_EXERCISE REQUIREMENTS_
Reproduce the lines below verbatim, from the first line through the line containing "representative-signature-line: 法定代表人（签字）：法定代表人（签字）： —", and stop there.

_MATERIAL PROVIDED_
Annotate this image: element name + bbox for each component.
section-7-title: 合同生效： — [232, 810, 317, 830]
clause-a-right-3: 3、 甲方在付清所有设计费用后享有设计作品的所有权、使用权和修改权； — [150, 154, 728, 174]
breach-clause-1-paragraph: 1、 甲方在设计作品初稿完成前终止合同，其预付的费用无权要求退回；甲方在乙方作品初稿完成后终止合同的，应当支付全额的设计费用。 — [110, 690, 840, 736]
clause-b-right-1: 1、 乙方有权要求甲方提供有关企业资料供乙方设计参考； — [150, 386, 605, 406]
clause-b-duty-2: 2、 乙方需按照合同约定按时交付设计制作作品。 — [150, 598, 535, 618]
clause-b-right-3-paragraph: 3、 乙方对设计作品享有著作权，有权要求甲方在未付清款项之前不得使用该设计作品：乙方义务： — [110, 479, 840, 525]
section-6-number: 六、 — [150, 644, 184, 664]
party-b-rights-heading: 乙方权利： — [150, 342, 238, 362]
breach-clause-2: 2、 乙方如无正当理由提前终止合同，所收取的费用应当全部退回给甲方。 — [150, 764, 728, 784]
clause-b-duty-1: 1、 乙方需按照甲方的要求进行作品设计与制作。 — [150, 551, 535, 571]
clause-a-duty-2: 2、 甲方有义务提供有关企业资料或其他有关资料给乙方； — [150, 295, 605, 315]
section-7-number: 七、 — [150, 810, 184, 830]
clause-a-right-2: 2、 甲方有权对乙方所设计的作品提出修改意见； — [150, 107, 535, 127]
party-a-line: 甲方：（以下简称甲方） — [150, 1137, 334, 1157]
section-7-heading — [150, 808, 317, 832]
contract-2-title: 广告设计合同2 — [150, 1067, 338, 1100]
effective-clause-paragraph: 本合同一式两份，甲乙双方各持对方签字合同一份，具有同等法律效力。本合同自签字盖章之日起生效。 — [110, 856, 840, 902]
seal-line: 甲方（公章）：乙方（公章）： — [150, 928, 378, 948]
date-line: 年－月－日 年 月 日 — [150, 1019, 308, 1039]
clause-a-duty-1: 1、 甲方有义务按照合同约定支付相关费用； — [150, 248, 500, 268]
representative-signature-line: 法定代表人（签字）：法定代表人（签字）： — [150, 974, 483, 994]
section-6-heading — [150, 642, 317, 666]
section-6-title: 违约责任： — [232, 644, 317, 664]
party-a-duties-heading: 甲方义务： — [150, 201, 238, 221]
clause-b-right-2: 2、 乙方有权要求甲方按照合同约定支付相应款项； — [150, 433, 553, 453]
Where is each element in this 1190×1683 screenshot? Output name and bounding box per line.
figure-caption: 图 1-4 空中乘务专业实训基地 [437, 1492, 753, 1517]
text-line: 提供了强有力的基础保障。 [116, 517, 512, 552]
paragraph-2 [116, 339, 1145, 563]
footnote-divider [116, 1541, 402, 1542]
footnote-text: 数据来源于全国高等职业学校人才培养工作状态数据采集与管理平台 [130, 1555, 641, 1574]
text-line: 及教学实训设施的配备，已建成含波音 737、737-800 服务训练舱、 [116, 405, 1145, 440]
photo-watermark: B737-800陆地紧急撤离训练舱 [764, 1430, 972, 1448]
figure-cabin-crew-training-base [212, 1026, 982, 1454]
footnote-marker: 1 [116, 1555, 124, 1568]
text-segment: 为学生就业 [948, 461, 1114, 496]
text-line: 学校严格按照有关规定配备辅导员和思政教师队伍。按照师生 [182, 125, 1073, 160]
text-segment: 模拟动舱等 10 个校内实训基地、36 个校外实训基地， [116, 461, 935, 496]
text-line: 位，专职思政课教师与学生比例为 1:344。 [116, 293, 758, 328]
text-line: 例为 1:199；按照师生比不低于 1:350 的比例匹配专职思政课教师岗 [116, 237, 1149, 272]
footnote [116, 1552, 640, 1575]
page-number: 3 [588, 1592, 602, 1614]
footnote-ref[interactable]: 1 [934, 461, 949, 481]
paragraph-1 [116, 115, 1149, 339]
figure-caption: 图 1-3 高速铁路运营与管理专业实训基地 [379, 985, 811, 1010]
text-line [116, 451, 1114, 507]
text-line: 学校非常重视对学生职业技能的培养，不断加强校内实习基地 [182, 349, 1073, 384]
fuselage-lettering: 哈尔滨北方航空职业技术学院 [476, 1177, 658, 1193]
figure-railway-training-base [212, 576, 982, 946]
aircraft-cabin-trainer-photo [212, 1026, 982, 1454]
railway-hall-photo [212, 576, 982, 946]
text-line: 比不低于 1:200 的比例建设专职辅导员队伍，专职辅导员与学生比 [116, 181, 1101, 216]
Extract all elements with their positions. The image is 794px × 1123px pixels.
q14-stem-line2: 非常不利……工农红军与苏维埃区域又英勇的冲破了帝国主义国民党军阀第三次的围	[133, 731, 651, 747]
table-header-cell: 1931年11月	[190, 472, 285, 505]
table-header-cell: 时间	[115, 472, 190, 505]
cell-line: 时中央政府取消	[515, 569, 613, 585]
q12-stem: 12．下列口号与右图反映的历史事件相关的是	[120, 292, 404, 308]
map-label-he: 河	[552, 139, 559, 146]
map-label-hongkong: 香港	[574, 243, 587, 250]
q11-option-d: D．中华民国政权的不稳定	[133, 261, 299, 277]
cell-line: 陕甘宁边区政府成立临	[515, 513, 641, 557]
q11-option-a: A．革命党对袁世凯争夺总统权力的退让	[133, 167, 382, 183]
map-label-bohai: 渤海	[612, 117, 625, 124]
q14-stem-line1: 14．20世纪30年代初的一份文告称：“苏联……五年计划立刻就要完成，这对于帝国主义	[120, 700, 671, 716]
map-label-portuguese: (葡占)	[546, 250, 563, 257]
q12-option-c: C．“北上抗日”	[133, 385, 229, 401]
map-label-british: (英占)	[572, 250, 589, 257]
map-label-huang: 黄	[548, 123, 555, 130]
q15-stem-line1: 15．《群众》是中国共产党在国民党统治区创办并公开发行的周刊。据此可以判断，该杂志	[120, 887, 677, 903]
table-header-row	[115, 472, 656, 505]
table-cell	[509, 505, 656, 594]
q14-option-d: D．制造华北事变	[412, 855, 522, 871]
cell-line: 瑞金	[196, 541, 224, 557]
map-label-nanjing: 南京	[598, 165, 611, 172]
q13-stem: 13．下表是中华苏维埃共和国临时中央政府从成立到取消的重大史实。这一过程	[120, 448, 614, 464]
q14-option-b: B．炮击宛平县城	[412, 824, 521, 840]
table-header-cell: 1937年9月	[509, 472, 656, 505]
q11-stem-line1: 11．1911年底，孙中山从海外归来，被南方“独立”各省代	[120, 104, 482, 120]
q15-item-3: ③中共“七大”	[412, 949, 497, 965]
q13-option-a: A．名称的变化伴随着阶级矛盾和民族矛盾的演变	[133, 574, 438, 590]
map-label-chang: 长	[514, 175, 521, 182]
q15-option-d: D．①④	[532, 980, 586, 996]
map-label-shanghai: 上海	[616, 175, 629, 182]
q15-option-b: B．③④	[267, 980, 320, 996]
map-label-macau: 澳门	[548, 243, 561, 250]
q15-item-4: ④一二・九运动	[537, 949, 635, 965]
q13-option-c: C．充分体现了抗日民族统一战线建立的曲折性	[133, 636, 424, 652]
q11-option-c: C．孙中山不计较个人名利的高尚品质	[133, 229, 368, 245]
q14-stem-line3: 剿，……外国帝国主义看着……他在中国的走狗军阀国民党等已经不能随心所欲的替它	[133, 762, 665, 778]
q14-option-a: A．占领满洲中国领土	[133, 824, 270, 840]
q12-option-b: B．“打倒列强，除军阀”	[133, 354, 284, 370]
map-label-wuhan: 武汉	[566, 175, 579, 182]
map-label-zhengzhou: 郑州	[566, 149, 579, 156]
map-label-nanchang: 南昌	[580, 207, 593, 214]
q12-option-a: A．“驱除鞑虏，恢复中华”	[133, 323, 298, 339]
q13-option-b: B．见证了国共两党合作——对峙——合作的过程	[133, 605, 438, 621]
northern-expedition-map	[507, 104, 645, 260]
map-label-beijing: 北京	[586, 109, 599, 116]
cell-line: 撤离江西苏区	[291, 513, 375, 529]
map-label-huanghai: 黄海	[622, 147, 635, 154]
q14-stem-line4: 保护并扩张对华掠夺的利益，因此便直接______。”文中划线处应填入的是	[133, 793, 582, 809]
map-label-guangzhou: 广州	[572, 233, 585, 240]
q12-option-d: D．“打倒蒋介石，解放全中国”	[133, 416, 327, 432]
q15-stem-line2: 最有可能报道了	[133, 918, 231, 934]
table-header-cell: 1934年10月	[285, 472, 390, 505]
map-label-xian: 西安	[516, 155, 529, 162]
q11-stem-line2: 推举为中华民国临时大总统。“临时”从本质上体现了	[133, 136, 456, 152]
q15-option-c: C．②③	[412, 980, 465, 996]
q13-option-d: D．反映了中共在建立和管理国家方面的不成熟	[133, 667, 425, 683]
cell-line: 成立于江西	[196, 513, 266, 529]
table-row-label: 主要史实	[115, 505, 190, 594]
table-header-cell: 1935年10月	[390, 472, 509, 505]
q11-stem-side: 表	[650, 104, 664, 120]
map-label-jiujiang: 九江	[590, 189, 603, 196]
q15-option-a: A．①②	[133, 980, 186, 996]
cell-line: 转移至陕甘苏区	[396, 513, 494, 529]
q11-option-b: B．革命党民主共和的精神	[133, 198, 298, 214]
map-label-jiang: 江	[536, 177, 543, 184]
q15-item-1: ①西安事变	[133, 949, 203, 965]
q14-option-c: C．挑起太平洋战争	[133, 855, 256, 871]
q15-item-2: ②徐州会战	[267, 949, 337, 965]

_FINISHED EXERCISE_
Annotate this image: element name + bbox for each component.
section-7-title: 合同生效： — [232, 810, 317, 830]
clause-a-right-3: 3、 甲方在付清所有设计费用后享有设计作品的所有权、使用权和修改权； — [150, 154, 728, 174]
breach-clause-1-paragraph: 1、 甲方在设计作品初稿完成前终止合同，其预付的费用无权要求退回；甲方在乙方作品初稿完成后终止合同的，应当支付全额的设计费用。 — [110, 690, 840, 736]
clause-b-right-1: 1、 乙方有权要求甲方提供有关企业资料供乙方设计参考； — [150, 386, 605, 406]
clause-b-duty-2: 2、 乙方需按照合同约定按时交付设计制作作品。 — [150, 598, 535, 618]
clause-b-right-3-paragraph: 3、 乙方对设计作品享有著作权，有权要求甲方在未付清款项之前不得使用该设计作品：乙方义务： — [110, 479, 840, 525]
section-6-number: 六、 — [150, 644, 184, 664]
party-b-rights-heading: 乙方权利： — [150, 342, 238, 362]
breach-clause-2: 2、 乙方如无正当理由提前终止合同，所收取的费用应当全部退回给甲方。 — [150, 764, 728, 784]
clause-b-duty-1: 1、 乙方需按照甲方的要求进行作品设计与制作。 — [150, 551, 535, 571]
clause-a-duty-2: 2、 甲方有义务提供有关企业资料或其他有关资料给乙方； — [150, 295, 605, 315]
section-7-number: 七、 — [150, 810, 184, 830]
clause-a-right-2: 2、 甲方有权对乙方所设计的作品提出修改意见； — [150, 107, 535, 127]
party-a-line: 甲方：（以下简称甲方） — [150, 1137, 334, 1157]
section-7-heading — [150, 808, 317, 832]
contract-2-title: 广告设计合同2 — [150, 1067, 338, 1100]
effective-clause-paragraph: 本合同一式两份，甲乙双方各持对方签字合同一份，具有同等法律效力。本合同自签字盖章之日起生效。 — [110, 856, 840, 902]
seal-line: 甲方（公章）：乙方（公章）： — [150, 928, 378, 948]
date-line: 年－月－日 年 月 日 — [150, 1019, 308, 1039]
clause-a-duty-1: 1、 甲方有义务按照合同约定支付相关费用； — [150, 248, 500, 268]
representative-signature-line: 法定代表人（签字）：法定代表人（签字）： — [150, 974, 483, 994]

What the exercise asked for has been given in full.